▽

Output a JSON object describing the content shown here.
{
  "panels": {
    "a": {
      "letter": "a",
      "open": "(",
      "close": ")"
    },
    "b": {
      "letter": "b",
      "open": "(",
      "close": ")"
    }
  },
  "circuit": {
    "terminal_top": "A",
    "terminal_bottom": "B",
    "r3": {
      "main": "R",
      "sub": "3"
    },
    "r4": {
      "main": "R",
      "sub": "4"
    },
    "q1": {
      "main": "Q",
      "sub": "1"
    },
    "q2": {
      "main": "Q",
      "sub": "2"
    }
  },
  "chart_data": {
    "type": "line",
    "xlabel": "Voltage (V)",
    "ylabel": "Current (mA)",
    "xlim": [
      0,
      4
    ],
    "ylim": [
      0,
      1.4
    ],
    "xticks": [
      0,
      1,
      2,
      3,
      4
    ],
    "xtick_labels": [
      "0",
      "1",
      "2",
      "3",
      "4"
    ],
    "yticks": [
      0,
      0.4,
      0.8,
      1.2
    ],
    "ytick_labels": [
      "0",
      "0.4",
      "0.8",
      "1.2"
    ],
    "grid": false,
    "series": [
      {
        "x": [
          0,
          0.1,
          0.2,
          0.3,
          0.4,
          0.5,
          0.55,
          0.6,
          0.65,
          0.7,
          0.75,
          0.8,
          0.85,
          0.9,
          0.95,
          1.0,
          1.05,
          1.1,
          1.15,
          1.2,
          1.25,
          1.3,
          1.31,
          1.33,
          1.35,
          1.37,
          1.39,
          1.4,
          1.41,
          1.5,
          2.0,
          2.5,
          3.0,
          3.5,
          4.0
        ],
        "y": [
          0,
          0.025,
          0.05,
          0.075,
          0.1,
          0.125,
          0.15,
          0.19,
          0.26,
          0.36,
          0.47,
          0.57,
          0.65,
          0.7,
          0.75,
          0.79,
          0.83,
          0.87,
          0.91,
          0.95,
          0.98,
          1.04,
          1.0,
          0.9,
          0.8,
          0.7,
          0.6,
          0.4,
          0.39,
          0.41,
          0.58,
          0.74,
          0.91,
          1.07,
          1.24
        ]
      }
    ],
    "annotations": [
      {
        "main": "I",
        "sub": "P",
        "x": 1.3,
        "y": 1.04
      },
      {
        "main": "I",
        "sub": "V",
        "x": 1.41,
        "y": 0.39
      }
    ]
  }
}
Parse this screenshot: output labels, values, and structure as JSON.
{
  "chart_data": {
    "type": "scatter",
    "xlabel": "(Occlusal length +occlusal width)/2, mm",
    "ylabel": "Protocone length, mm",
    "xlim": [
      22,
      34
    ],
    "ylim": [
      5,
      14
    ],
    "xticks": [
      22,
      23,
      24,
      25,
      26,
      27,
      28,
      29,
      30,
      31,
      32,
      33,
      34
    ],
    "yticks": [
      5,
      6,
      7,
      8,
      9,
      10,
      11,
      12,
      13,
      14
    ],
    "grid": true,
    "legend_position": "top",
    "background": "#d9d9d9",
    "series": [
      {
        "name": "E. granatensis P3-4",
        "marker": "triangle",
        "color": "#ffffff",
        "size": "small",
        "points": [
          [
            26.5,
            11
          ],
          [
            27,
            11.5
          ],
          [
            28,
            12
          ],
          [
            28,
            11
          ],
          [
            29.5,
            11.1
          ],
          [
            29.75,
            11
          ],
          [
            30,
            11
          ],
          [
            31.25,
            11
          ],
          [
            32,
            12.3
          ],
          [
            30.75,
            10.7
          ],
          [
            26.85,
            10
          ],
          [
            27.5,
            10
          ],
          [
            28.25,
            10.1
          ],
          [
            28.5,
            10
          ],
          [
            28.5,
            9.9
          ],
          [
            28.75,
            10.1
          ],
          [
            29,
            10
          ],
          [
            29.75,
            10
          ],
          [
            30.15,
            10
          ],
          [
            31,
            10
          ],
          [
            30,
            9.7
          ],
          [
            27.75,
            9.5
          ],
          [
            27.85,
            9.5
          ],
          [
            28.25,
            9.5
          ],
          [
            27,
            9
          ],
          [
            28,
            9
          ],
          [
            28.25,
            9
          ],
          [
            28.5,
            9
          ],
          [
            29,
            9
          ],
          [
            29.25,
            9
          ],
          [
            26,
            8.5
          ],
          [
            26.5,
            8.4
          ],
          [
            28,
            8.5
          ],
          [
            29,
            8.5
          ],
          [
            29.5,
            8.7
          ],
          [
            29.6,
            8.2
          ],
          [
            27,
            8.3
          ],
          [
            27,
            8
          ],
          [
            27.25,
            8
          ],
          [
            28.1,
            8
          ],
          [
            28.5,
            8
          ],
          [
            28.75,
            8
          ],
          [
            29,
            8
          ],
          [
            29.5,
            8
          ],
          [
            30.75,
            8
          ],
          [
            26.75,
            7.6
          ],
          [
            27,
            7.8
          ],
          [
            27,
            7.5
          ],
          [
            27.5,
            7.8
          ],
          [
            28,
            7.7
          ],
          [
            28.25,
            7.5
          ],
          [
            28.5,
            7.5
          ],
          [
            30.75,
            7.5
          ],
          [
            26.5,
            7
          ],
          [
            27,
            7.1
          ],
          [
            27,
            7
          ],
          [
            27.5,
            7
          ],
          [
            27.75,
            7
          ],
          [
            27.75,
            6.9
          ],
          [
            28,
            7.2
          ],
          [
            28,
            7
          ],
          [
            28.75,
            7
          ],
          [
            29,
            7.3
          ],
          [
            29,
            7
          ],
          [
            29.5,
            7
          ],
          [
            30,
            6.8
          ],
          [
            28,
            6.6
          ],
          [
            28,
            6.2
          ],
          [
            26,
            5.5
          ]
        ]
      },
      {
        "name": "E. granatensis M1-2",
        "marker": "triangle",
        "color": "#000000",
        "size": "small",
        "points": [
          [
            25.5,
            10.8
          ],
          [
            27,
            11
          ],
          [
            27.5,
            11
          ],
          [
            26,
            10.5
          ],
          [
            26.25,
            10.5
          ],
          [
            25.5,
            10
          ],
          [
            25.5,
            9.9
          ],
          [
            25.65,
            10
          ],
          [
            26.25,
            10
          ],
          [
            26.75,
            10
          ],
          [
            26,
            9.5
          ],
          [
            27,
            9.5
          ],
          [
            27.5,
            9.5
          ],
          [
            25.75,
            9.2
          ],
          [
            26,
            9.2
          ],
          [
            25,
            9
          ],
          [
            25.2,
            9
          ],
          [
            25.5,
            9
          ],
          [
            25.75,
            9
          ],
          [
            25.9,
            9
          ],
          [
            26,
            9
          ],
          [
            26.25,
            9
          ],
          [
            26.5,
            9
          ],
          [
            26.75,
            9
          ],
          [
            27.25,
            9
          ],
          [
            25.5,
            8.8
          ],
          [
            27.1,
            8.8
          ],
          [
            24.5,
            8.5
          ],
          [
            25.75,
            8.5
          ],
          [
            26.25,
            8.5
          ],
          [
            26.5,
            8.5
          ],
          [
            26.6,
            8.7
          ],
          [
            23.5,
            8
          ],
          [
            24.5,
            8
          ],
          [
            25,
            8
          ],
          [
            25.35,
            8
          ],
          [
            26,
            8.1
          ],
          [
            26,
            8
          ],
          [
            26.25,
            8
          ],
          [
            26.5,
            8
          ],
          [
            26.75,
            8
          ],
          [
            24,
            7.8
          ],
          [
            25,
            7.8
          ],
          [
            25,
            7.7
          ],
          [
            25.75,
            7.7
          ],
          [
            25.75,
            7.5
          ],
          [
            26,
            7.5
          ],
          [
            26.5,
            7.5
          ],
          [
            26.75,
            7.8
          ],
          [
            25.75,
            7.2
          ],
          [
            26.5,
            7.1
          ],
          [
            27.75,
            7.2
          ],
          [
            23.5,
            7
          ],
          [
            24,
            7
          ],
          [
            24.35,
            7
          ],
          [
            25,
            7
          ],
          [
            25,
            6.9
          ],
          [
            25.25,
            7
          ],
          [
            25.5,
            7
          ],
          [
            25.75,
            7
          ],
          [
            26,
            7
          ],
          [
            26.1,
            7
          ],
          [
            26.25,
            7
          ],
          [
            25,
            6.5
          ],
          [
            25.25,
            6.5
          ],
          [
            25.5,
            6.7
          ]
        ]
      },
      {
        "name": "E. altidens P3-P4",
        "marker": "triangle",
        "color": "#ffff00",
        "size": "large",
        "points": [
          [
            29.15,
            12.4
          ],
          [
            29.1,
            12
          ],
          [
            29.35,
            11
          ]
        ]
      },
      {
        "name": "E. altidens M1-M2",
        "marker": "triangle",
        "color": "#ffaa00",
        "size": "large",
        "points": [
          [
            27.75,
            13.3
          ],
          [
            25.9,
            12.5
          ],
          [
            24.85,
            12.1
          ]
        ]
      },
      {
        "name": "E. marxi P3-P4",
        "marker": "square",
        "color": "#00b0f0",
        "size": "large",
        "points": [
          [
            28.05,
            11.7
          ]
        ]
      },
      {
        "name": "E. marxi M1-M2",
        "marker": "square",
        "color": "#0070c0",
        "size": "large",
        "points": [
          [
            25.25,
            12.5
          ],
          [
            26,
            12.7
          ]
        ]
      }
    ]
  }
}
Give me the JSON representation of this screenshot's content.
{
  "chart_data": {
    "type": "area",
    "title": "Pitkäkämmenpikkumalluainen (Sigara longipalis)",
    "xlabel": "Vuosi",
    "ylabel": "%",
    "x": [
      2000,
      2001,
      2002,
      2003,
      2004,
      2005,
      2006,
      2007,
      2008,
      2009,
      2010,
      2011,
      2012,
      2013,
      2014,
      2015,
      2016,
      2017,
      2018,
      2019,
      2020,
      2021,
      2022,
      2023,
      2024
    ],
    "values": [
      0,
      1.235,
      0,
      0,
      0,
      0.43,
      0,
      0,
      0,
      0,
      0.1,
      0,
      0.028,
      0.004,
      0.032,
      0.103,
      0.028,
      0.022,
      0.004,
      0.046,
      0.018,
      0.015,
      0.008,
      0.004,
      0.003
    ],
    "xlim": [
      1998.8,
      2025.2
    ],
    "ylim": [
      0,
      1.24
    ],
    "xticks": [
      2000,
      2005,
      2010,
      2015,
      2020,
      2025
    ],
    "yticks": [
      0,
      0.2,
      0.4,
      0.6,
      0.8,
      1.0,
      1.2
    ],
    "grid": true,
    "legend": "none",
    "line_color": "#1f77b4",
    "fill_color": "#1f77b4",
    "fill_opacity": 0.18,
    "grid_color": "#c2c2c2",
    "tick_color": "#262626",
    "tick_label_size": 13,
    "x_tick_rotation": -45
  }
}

△

Filter the entries above down to the lines containing the word "content".

SOLVED EXERCISE:
Output a JSON object describing the content shown here.
Give me the JSON representation of this screenshot's content.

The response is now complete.